_What is needed_
Reproduce all of the data below without alteration; exclude every picture.

>> BEGIN Entries shown

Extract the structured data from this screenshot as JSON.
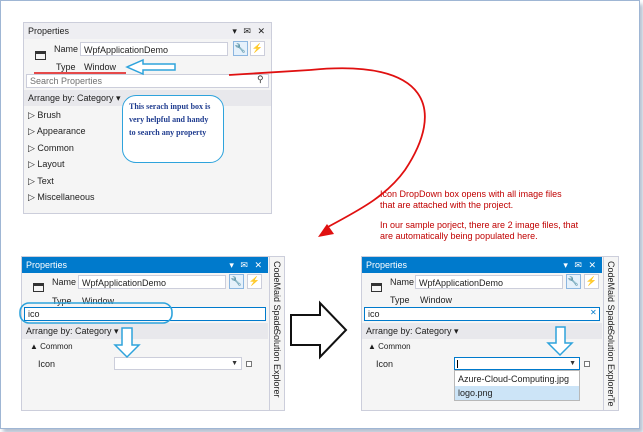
{
  "colors": {
    "accent": "#007acc",
    "annotation_red": "#c00000",
    "callout_blue": "#2ea3dc",
    "callout_text": "#1f3c8f",
    "panel_bg": "#f5f5f5"
  },
  "p1": {
    "title": "Properties",
    "title_icons": "▾ ✉ ✕",
    "name_label": "Name",
    "name_value": "WpfApplicationDemo",
    "type_label": "Type",
    "type_value": "Window",
    "search_placeholder": "Search Properties",
    "arrange": "Arrange by: Category ▾",
    "categories": [
      "▷ Brush",
      "▷ Appearance",
      "▷ Common",
      "▷ Layout",
      "▷ Text",
      "▷ Miscellaneous"
    ]
  },
  "callout": {
    "text": "This serach input box is very helpful and handy to search any property"
  },
  "note": {
    "lines": [
      "Icon DropDown box opens with all image files",
      "that are attached with the project.",
      "",
      "In our sample porject, there are 2 image files, that",
      "are automatically being populated here."
    ]
  },
  "p2": {
    "title": "Properties",
    "title_icons": "▾ ✉ ✕",
    "name_label": "Name",
    "name_value": "WpfApplicationDemo",
    "type_label": "Type",
    "type_value": "Window",
    "search_value": "ico",
    "arrange": "Arrange by: Category ▾",
    "common": "▲ Common",
    "icon_label": "Icon",
    "side_tabs": [
      "CodeMaid Spade",
      "Solution Explorer"
    ]
  },
  "p3": {
    "title": "Properties",
    "title_icons": "▾ ✉ ✕",
    "name_label": "Name",
    "name_value": "WpfApplicationDemo",
    "type_label": "Type",
    "type_value": "Window",
    "search_value": "ico",
    "clear_icon": "✕",
    "arrange": "Arrange by: Category ▾",
    "common": "▲ Common",
    "icon_label": "Icon",
    "dropdown_items": [
      "Azure-Cloud-Computing.jpg",
      "logo.png"
    ],
    "side_tabs": [
      "CodeMaid Spade",
      "Solution Explorer",
      "Te"
    ]
  }
}
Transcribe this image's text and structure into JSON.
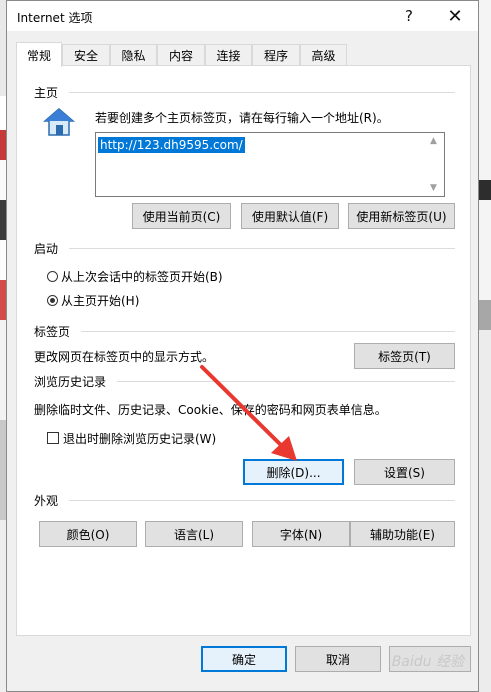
{
  "window": {
    "title": "Internet 选项",
    "help_glyph": "?",
    "close_glyph": "✕"
  },
  "tabs": [
    {
      "label": "常规",
      "active": true
    },
    {
      "label": "安全"
    },
    {
      "label": "隐私"
    },
    {
      "label": "内容"
    },
    {
      "label": "连接"
    },
    {
      "label": "程序"
    },
    {
      "label": "高级"
    }
  ],
  "home": {
    "section_label": "主页",
    "instructions": "若要创建多个主页标签页，请在每行输入一个地址(R)。",
    "url": "http://123.dh9595.com/",
    "buttons": [
      "使用当前页(C)",
      "使用默认值(F)",
      "使用新标签页(U)"
    ]
  },
  "startup": {
    "section_label": "启动",
    "options": [
      {
        "label": "从上次会话中的标签页开始(B)",
        "selected": false
      },
      {
        "label": "从主页开始(H)",
        "selected": true
      }
    ]
  },
  "tabs_section": {
    "section_label": "标签页",
    "description": "更改网页在标签页中的显示方式。",
    "button": "标签页(T)"
  },
  "history": {
    "section_label": "浏览历史记录",
    "description": "删除临时文件、历史记录、Cookie、保存的密码和网页表单信息。",
    "checkbox_label": "退出时删除浏览历史记录(W)",
    "checkbox_checked": false,
    "delete_button": "删除(D)...",
    "settings_button": "设置(S)"
  },
  "appearance": {
    "section_label": "外观",
    "buttons": [
      "颜色(O)",
      "语言(L)",
      "字体(N)",
      "辅助功能(E)"
    ]
  },
  "footer": {
    "ok": "确定",
    "cancel": "取消"
  },
  "watermark": "Baidu 经验",
  "colors": {
    "accent": "#0078d7",
    "arrow": "#e8382f"
  }
}
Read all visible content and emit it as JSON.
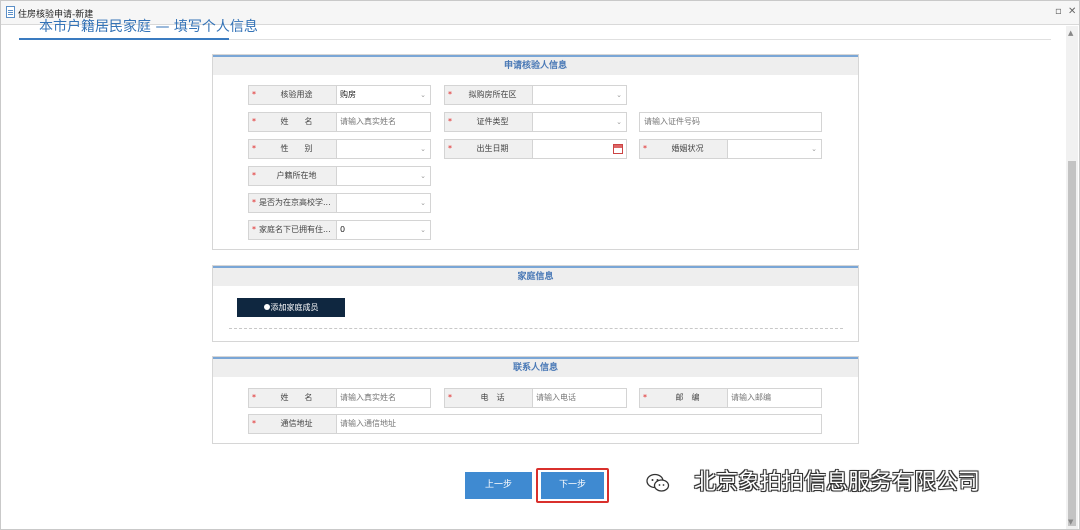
{
  "window": {
    "title": "住房核验申请-新建",
    "restore_glyph": "▫",
    "close_glyph": "✕"
  },
  "page": {
    "section_title": "本市户籍居民家庭 — 填写个人信息"
  },
  "applicant_panel": {
    "header": "申请核验人信息",
    "fields": {
      "purpose": {
        "label": "核验用途",
        "value": "购房"
      },
      "district": {
        "label": "拟购房所在区",
        "value": ""
      },
      "name": {
        "label": "姓　　名",
        "placeholder": "请输入真实姓名"
      },
      "id_type": {
        "label": "证件类型",
        "value": ""
      },
      "id_number": {
        "placeholder": "请输入证件号码"
      },
      "gender": {
        "label": "性　　别",
        "value": ""
      },
      "birth_date": {
        "label": "出生日期",
        "value": ""
      },
      "marital_status": {
        "label": "婚姻状况",
        "value": ""
      },
      "hukou_location": {
        "label": "户籍所在地",
        "value": ""
      },
      "student": {
        "label": "是否为在京高校学...",
        "value": ""
      },
      "owned_homes": {
        "label": "家庭名下已拥有住...",
        "value": "0"
      }
    }
  },
  "family_panel": {
    "header": "家庭信息",
    "add_member_label": "添加家庭成员"
  },
  "contact_panel": {
    "header": "联系人信息",
    "fields": {
      "name": {
        "label": "姓　　名",
        "placeholder": "请输入真实姓名"
      },
      "phone": {
        "label": "电　话",
        "placeholder": "请输入电话"
      },
      "postcode": {
        "label": "邮　编",
        "placeholder": "请输入邮编"
      },
      "address": {
        "label": "通信地址",
        "placeholder": "请输入通信地址"
      }
    }
  },
  "nav": {
    "prev_label": "上一步",
    "next_label": "下一步"
  },
  "watermark": {
    "text": "北京象拍拍信息服务有限公司"
  },
  "glyphs": {
    "required": "*",
    "dropdown": "⌄"
  },
  "colors": {
    "accent": "#3f8ad1",
    "highlight_border": "#d9302c",
    "required": "#e02424"
  }
}
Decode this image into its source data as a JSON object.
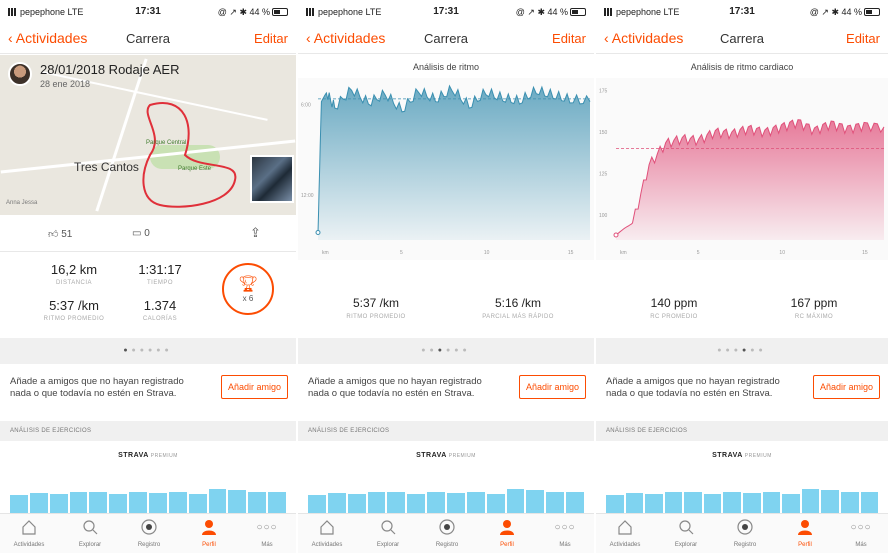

>> END Entries shown

_Response to the task_
Extract the structured data from this screenshot as JSON.
{
  "colors": {
    "accent": "#007acc",
    "annotation_red": "#c00000",
    "callout_blue": "#2ea3dc",
    "callout_text": "#1f3c8f",
    "panel_bg": "#f5f5f5"
  },
  "p1": {
    "title": "Properties",
    "title_icons": "▾ ✉ ✕",
    "name_label": "Name",
    "name_value": "WpfApplicationDemo",
    "type_label": "Type",
    "type_value": "Window",
    "search_placeholder": "Search Properties",
    "arrange": "Arrange by: Category ▾",
    "categories": [
      "▷ Brush",
      "▷ Appearance",
      "▷ Common",
      "▷ Layout",
      "▷ Text",
      "▷ Miscellaneous"
    ]
  },
  "callout": {
    "text": "This serach input box is very helpful and handy to search any property"
  },
  "note": {
    "lines": [
      "Icon DropDown box opens with all image files",
      "that are attached with the project.",
      "",
      "In our sample porject, there are 2 image files, that",
      "are automatically being populated here."
    ]
  },
  "p2": {
    "title": "Properties",
    "title_icons": "▾ ✉ ✕",
    "name_label": "Name",
    "name_value": "WpfApplicationDemo",
    "type_label": "Type",
    "type_value": "Window",
    "search_value": "ico",
    "arrange": "Arrange by: Category ▾",
    "common": "▲ Common",
    "icon_label": "Icon",
    "side_tabs": [
      "CodeMaid Spade",
      "Solution Explorer"
    ]
  },
  "p3": {
    "title": "Properties",
    "title_icons": "▾ ✉ ✕",
    "name_label": "Name",
    "name_value": "WpfApplicationDemo",
    "type_label": "Type",
    "type_value": "Window",
    "search_value": "ico",
    "clear_icon": "✕",
    "arrange": "Arrange by: Category ▾",
    "common": "▲ Common",
    "icon_label": "Icon",
    "dropdown_items": [
      "Azure-Cloud-Computing.jpg",
      "logo.png"
    ],
    "side_tabs": [
      "CodeMaid Spade",
      "Solution Explorer",
      "Te"
    ]
  }
}
Transcribe this image's text and structure into JSON.
{
  "window": {
    "title": "Internet 选项",
    "help_glyph": "?",
    "close_glyph": "✕"
  },
  "tabs": [
    {
      "label": "常规",
      "active": true
    },
    {
      "label": "安全"
    },
    {
      "label": "隐私"
    },
    {
      "label": "内容"
    },
    {
      "label": "连接"
    },
    {
      "label": "程序"
    },
    {
      "label": "高级"
    }
  ],
  "home": {
    "section_label": "主页",
    "instructions": "若要创建多个主页标签页，请在每行输入一个地址(R)。",
    "url": "http://123.dh9595.com/",
    "buttons": [
      "使用当前页(C)",
      "使用默认值(F)",
      "使用新标签页(U)"
    ]
  },
  "startup": {
    "section_label": "启动",
    "options": [
      {
        "label": "从上次会话中的标签页开始(B)",
        "selected": false
      },
      {
        "label": "从主页开始(H)",
        "selected": true
      }
    ]
  },
  "tabs_section": {
    "section_label": "标签页",
    "description": "更改网页在标签页中的显示方式。",
    "button": "标签页(T)"
  },
  "history": {
    "section_label": "浏览历史记录",
    "description": "删除临时文件、历史记录、Cookie、保存的密码和网页表单信息。",
    "checkbox_label": "退出时删除浏览历史记录(W)",
    "checkbox_checked": false,
    "delete_button": "删除(D)...",
    "settings_button": "设置(S)"
  },
  "appearance": {
    "section_label": "外观",
    "buttons": [
      "颜色(O)",
      "语言(L)",
      "字体(N)",
      "辅助功能(E)"
    ]
  },
  "footer": {
    "ok": "确定",
    "cancel": "取消"
  },
  "watermark": "Baidu 经验",
  "colors": {
    "accent": "#0078d7",
    "arrow": "#e8382f"
  }
}
Read all visible content and emit it as JSON.
{
  "window": {
    "title": "住房核验申请-新建",
    "restore_glyph": "▫",
    "close_glyph": "✕"
  },
  "page": {
    "section_title": "本市户籍居民家庭 — 填写个人信息"
  },
  "applicant_panel": {
    "header": "申请核验人信息",
    "fields": {
      "purpose": {
        "label": "核验用途",
        "value": "购房"
      },
      "district": {
        "label": "拟购房所在区",
        "value": ""
      },
      "name": {
        "label": "姓　　名",
        "placeholder": "请输入真实姓名"
      },
      "id_type": {
        "label": "证件类型",
        "value": ""
      },
      "id_number": {
        "placeholder": "请输入证件号码"
      },
      "gender": {
        "label": "性　　别",
        "value": ""
      },
      "birth_date": {
        "label": "出生日期",
        "value": ""
      },
      "marital_status": {
        "label": "婚姻状况",
        "value": ""
      },
      "hukou_location": {
        "label": "户籍所在地",
        "value": ""
      },
      "student": {
        "label": "是否为在京高校学...",
        "value": ""
      },
      "owned_homes": {
        "label": "家庭名下已拥有住...",
        "value": "0"
      }
    }
  },
  "family_panel": {
    "header": "家庭信息",
    "add_member_label": "添加家庭成员"
  },
  "contact_panel": {
    "header": "联系人信息",
    "fields": {
      "name": {
        "label": "姓　　名",
        "placeholder": "请输入真实姓名"
      },
      "phone": {
        "label": "电　话",
        "placeholder": "请输入电话"
      },
      "postcode": {
        "label": "邮　编",
        "placeholder": "请输入邮编"
      },
      "address": {
        "label": "通信地址",
        "placeholder": "请输入通信地址"
      }
    }
  },
  "nav": {
    "prev_label": "上一步",
    "next_label": "下一步"
  },
  "watermark": {
    "text": "北京象拍拍信息服务有限公司"
  },
  "glyphs": {
    "required": "*",
    "dropdown": "⌄"
  },
  "colors": {
    "accent": "#3f8ad1",
    "highlight_border": "#d9302c",
    "required": "#e02424"
  }
}
Decode this image into its source data as a JSON object.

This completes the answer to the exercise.